Return every line below in which "JSON" appears.
## begin RECORDS SUPPLIED
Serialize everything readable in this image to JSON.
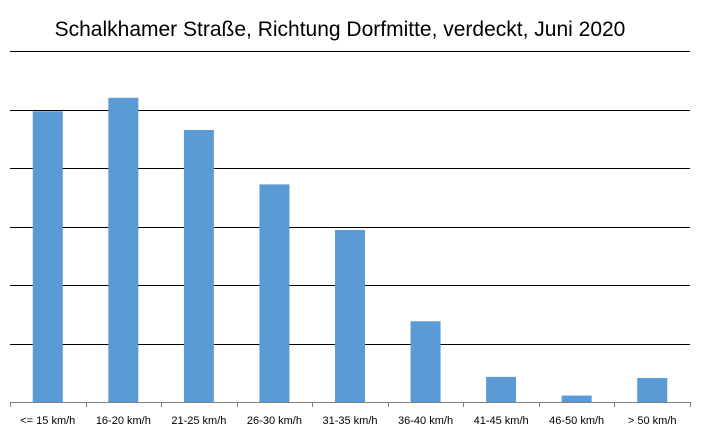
{
  "chart_data": {
    "type": "bar",
    "title": "Schalkhamer Straße, Richtung Dorfmitte, verdeckt, Juni 2020",
    "xlabel": "",
    "ylabel": "",
    "categories": [
      "<= 15 km/h",
      "16-20 km/h",
      "21-25 km/h",
      "26-30 km/h",
      "31-35 km/h",
      "36-40 km/h",
      "41-45 km/h",
      "46-50 km/h",
      "> 50 km/h"
    ],
    "values": [
      4.97,
      5.2,
      4.65,
      3.72,
      2.94,
      1.38,
      0.43,
      0.11,
      0.41
    ],
    "ylim": [
      0,
      6
    ],
    "y_ticks_labeled": false,
    "grid": true,
    "legend": "none",
    "bar_color": "#5b9bd5"
  }
}
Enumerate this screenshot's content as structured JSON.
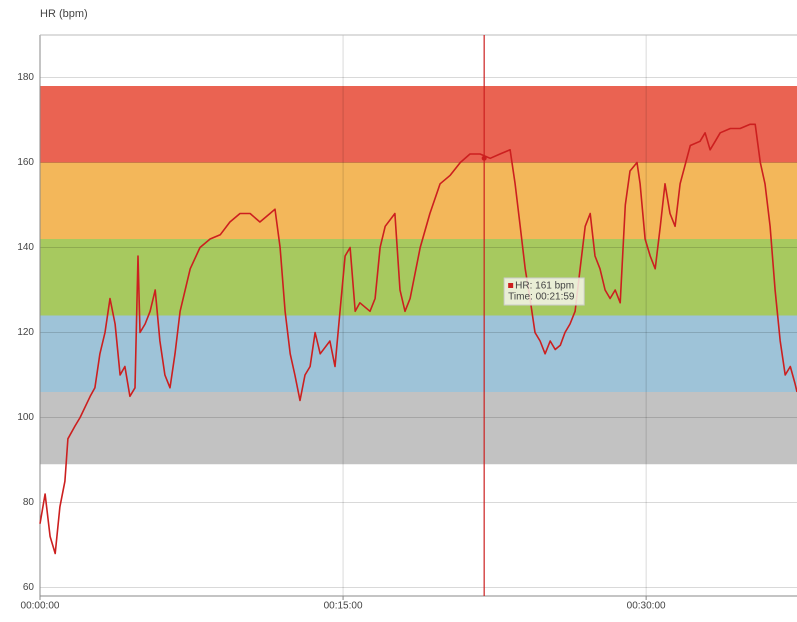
{
  "chart_data": {
    "type": "line",
    "title": "HR (bpm)",
    "xlim": [
      0,
      2248
    ],
    "xticks": [
      {
        "value": 0,
        "label": "00:00:00"
      },
      {
        "value": 900,
        "label": "00:15:00"
      },
      {
        "value": 1800,
        "label": "00:30:00"
      }
    ],
    "ylim": [
      58,
      190
    ],
    "yticks": [
      60,
      80,
      100,
      120,
      140,
      160,
      180
    ],
    "grid": true,
    "zones": [
      {
        "from": 89,
        "to": 106,
        "color": "#c2c2c2"
      },
      {
        "from": 106,
        "to": 124,
        "color": "#9ec3d8"
      },
      {
        "from": 124,
        "to": 142,
        "color": "#a7c95f"
      },
      {
        "from": 142,
        "to": 160,
        "color": "#f3b75a"
      },
      {
        "from": 160,
        "to": 178,
        "color": "#ea6352"
      }
    ],
    "series": [
      {
        "name": "HR",
        "color": "#cc1f1f",
        "x": [
          0,
          15,
          30,
          45,
          59,
          74,
          83,
          104,
          119,
          149,
          163,
          178,
          193,
          208,
          223,
          238,
          252,
          267,
          282,
          291,
          297,
          312,
          327,
          342,
          356,
          371,
          386,
          401,
          416,
          446,
          475,
          505,
          535,
          564,
          594,
          624,
          653,
          683,
          698,
          713,
          728,
          743,
          757,
          772,
          787,
          802,
          817,
          832,
          861,
          876,
          891,
          906,
          921,
          936,
          950,
          980,
          995,
          1010,
          1025,
          1054,
          1069,
          1084,
          1099,
          1129,
          1158,
          1188,
          1218,
          1248,
          1277,
          1307,
          1337,
          1366,
          1396,
          1411,
          1426,
          1441,
          1455,
          1470,
          1485,
          1500,
          1515,
          1530,
          1545,
          1559,
          1574,
          1589,
          1604,
          1619,
          1634,
          1648,
          1663,
          1678,
          1693,
          1708,
          1723,
          1738,
          1752,
          1773,
          1782,
          1797,
          1812,
          1827,
          1842,
          1856,
          1871,
          1886,
          1901,
          1931,
          1960,
          1975,
          1990,
          2005,
          2020,
          2050,
          2079,
          2109,
          2124,
          2139,
          2153,
          2168,
          2183,
          2198,
          2213,
          2228,
          2242,
          2248
        ],
        "values": [
          75,
          82,
          72,
          68,
          79,
          85,
          95,
          98,
          100,
          105,
          107,
          115,
          120,
          128,
          122,
          110,
          112,
          105,
          107,
          138,
          120,
          122,
          125,
          130,
          118,
          110,
          107,
          115,
          125,
          135,
          140,
          142,
          143,
          146,
          148,
          148,
          146,
          148,
          149,
          140,
          125,
          115,
          110,
          104,
          110,
          112,
          120,
          115,
          118,
          112,
          125,
          138,
          140,
          125,
          127,
          125,
          128,
          140,
          145,
          148,
          130,
          125,
          128,
          140,
          148,
          155,
          157,
          160,
          162,
          162,
          161,
          162,
          163,
          155,
          145,
          135,
          128,
          120,
          118,
          115,
          118,
          116,
          117,
          120,
          122,
          125,
          135,
          145,
          148,
          138,
          135,
          130,
          128,
          130,
          127,
          150,
          158,
          160,
          155,
          142,
          138,
          135,
          145,
          155,
          148,
          145,
          155,
          164,
          165,
          167,
          163,
          165,
          167,
          168,
          168,
          169,
          169,
          160,
          155,
          145,
          130,
          118,
          110,
          112,
          108,
          106
        ]
      }
    ],
    "tooltip": {
      "x": 1319,
      "value": 161,
      "lines": [
        "HR: 161 bpm",
        "Time: 00:21:59"
      ]
    }
  }
}
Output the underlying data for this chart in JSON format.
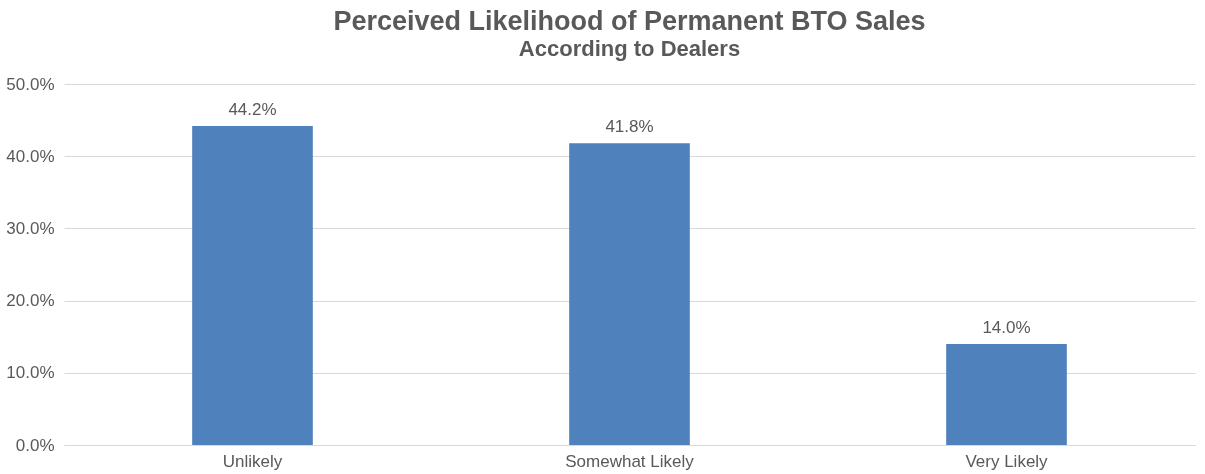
{
  "chart_data": {
    "type": "bar",
    "title": "Perceived Likelihood of Permanent BTO Sales",
    "subtitle": "According to Dealers",
    "categories": [
      "Unlikely",
      "Somewhat Likely",
      "Very Likely"
    ],
    "values": [
      44.2,
      41.8,
      14.0
    ],
    "value_labels": [
      "44.2%",
      "41.8%",
      "14.0%"
    ],
    "color": "#4f81bd",
    "ylim": [
      0,
      50
    ],
    "yticks": [
      {
        "value": 0,
        "label": "0.0%"
      },
      {
        "value": 10,
        "label": "10.0%"
      },
      {
        "value": 20,
        "label": "20.0%"
      },
      {
        "value": 30,
        "label": "30.0%"
      },
      {
        "value": 40,
        "label": "40.0%"
      },
      {
        "value": 50,
        "label": "50.0%"
      }
    ],
    "grid": "y"
  }
}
## end RECORDS SUPPLIED
#### REPLY TO THE EXERCISE
Serialize everything readable in this image to JSON.
Enumerate this screenshot's content as structured JSON.
Output the underlying data for this chart in JSON format.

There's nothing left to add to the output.